▶ **Supplied records**
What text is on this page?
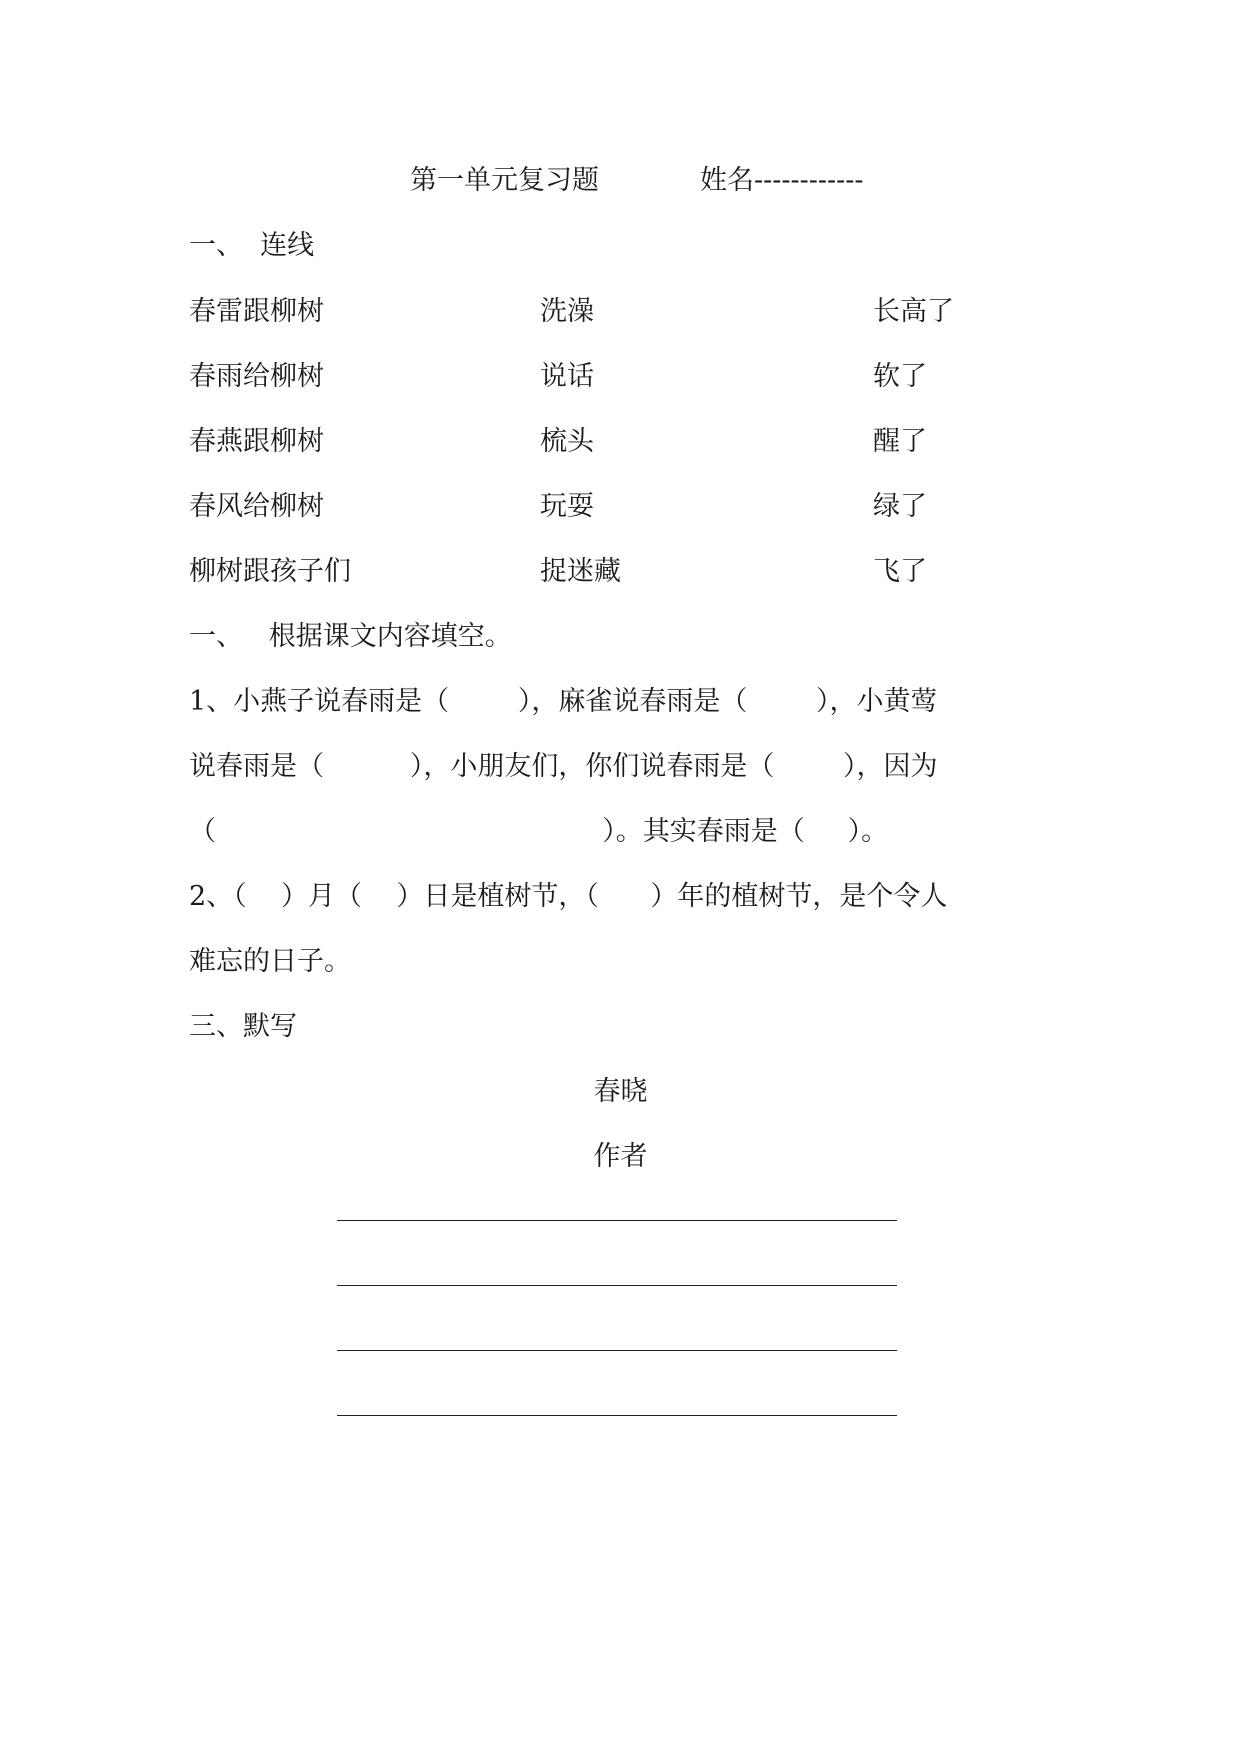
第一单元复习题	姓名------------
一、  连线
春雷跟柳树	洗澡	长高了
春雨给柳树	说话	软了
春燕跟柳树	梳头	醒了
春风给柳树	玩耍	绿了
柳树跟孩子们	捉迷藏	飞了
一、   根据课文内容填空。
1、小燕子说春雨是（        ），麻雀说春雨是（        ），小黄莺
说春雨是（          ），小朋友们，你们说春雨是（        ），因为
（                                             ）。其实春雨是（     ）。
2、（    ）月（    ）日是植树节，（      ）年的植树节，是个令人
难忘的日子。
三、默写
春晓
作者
--
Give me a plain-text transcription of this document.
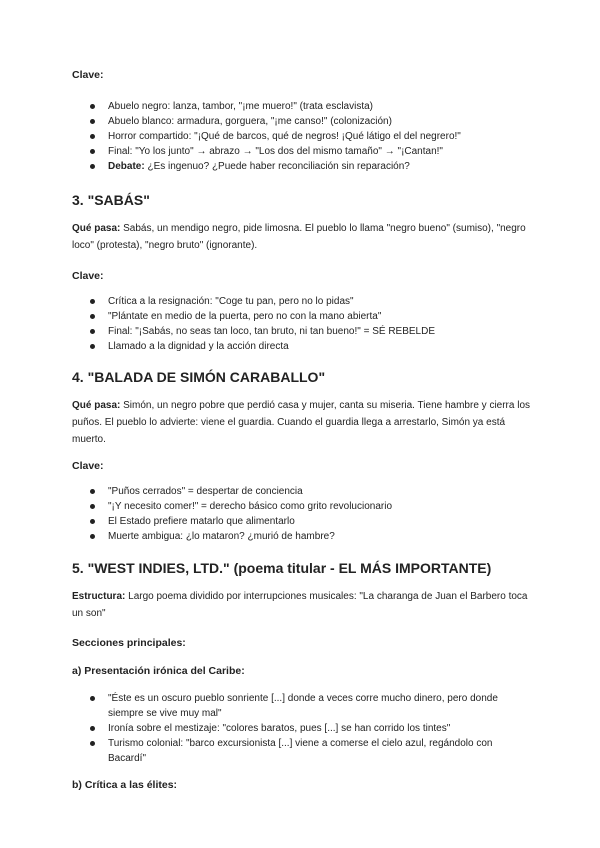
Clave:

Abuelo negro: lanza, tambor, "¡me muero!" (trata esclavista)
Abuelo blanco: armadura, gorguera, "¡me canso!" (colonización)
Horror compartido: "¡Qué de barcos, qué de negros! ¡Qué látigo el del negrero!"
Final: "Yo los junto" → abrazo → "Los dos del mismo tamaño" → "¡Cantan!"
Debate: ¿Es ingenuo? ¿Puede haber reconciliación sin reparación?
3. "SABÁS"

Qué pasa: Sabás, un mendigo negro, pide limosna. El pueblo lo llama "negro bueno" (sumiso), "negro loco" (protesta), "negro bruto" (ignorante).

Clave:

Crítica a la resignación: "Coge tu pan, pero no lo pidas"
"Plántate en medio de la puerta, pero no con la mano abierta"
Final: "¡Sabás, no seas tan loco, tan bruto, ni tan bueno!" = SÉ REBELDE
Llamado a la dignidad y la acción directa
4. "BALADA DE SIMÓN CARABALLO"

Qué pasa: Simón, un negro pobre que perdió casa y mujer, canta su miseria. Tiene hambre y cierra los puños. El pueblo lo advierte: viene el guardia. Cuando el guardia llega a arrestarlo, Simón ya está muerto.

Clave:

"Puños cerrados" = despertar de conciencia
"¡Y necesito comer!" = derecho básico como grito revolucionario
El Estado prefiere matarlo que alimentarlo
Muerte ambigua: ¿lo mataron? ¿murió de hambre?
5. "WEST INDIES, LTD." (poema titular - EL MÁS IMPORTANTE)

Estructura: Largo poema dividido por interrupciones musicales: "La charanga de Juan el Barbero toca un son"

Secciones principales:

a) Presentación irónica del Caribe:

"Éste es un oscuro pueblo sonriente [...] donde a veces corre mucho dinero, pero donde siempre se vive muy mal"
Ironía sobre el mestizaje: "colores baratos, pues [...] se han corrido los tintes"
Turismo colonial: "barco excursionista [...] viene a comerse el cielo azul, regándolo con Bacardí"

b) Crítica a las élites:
...
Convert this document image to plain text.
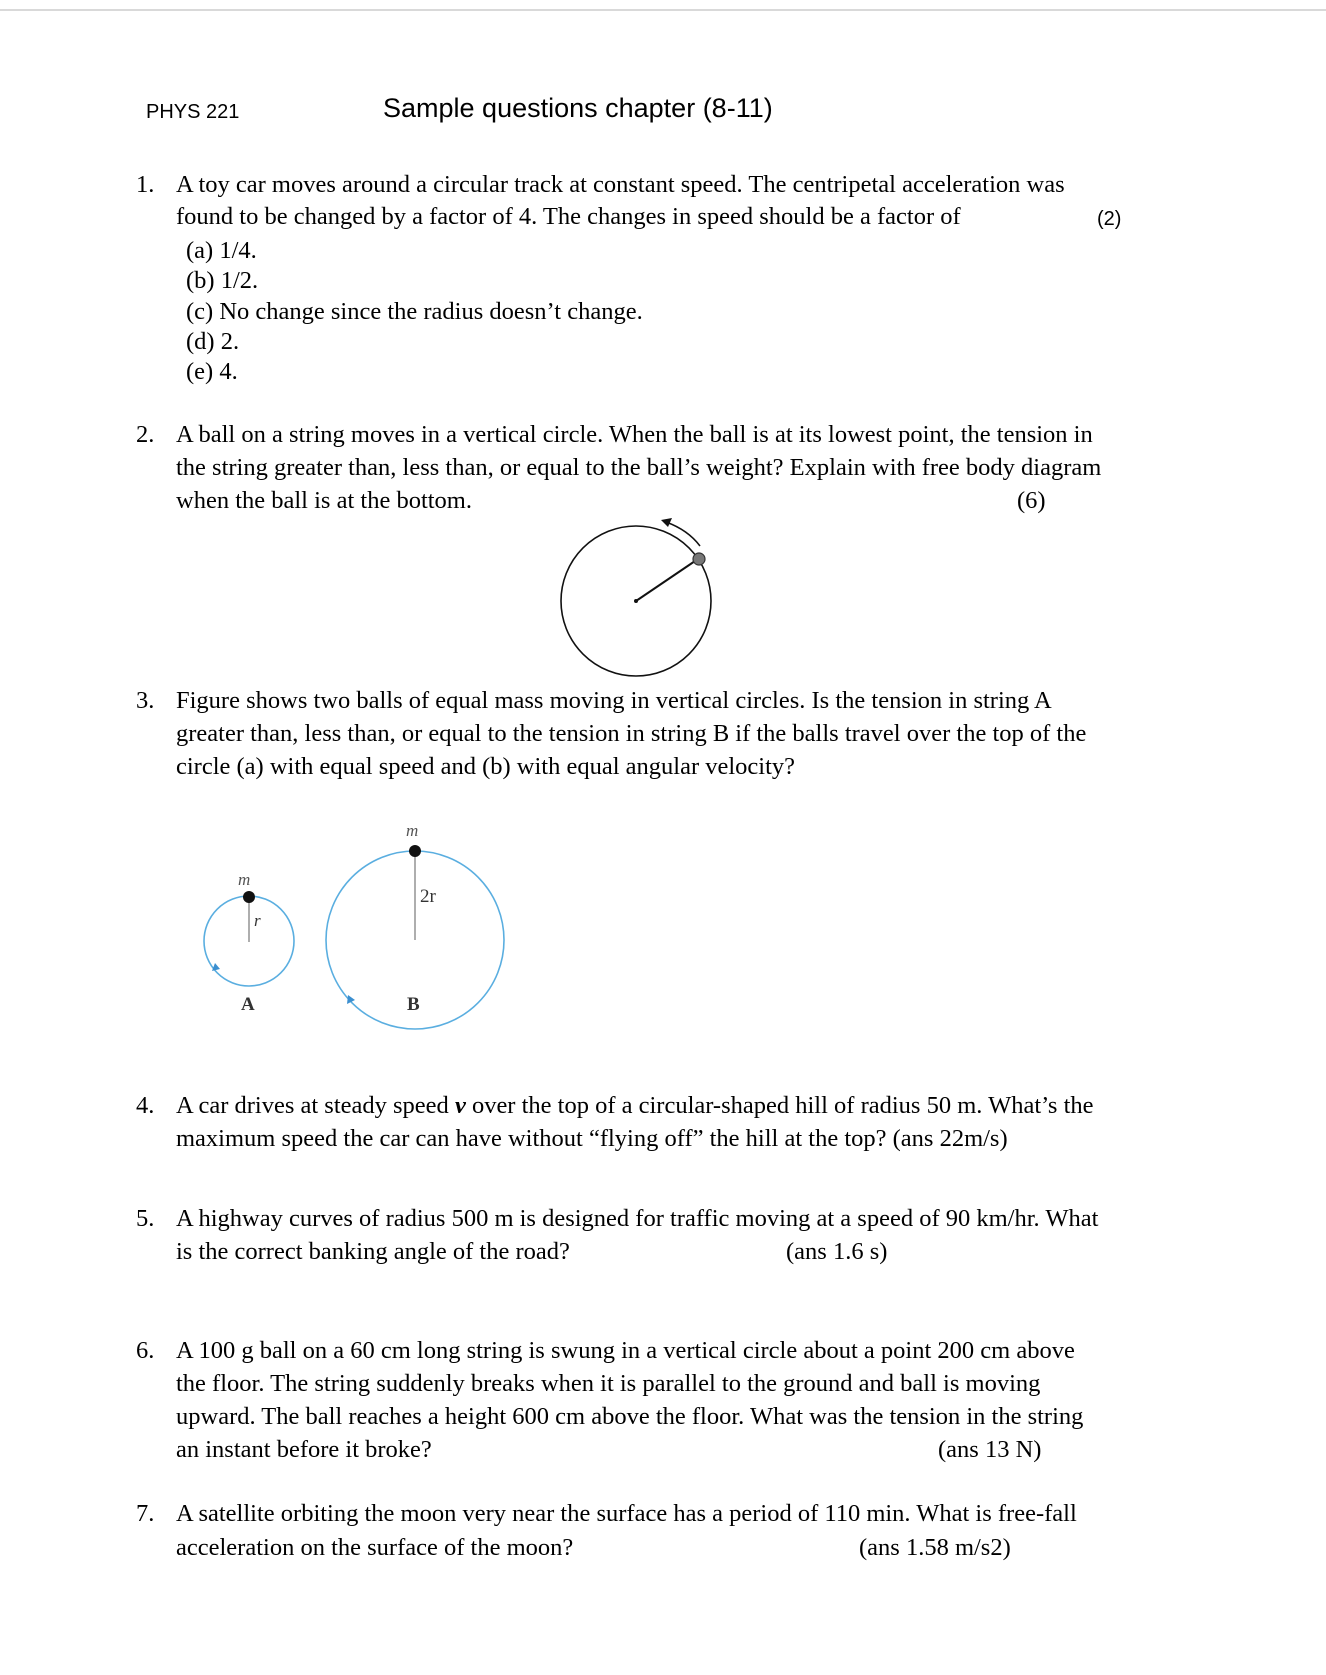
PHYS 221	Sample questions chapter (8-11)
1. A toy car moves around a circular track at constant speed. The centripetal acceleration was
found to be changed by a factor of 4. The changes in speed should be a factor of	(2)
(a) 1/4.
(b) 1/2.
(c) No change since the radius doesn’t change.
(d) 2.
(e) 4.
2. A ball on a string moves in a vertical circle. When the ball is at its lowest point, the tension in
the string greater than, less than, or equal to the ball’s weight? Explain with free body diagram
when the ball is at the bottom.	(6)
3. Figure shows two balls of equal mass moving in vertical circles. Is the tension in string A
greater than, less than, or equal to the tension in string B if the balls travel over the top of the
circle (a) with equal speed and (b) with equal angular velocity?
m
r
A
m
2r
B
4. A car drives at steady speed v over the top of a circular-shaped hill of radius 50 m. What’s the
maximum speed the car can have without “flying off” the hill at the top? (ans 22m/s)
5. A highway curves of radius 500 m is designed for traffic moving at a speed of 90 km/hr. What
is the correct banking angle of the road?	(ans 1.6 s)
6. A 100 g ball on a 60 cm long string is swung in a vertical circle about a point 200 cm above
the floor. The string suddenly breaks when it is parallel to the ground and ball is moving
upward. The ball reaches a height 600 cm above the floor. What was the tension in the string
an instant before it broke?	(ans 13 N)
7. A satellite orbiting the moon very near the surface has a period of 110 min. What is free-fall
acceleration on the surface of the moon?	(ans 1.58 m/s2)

▶ **Description of the task**
Extract each line from the entries above that contains the string "pero".

▶ **Solution below**
Crítica a la resignación: "Coge tu pan, pero no lo pidas"
"Plántate en medio de la puerta, pero no con la mano abierta"
"Éste es un oscuro pueblo sonriente [...] donde a veces corre mucho dinero, pero donde siempre se vive muy mal"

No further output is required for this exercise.